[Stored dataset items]
-*-

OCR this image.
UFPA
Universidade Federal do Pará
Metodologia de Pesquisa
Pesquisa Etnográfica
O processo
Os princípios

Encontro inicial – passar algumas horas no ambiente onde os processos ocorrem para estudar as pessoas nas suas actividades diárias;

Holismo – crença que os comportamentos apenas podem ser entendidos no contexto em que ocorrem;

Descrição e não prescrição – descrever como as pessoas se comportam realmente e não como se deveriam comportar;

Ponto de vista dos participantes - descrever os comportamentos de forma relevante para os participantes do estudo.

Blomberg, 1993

-*-

EXERCISE BRIEF >>
From the listing above, copy all lines holding the word "pessoas".

ANSWER >>
Encontro inicial – passar algumas horas no ambiente onde os processos ocorrem para estudar as pessoas nas suas actividades diárias;
Descrição e não prescrição – descrever como as pessoas se comportam realmente e não como se deveriam comportar;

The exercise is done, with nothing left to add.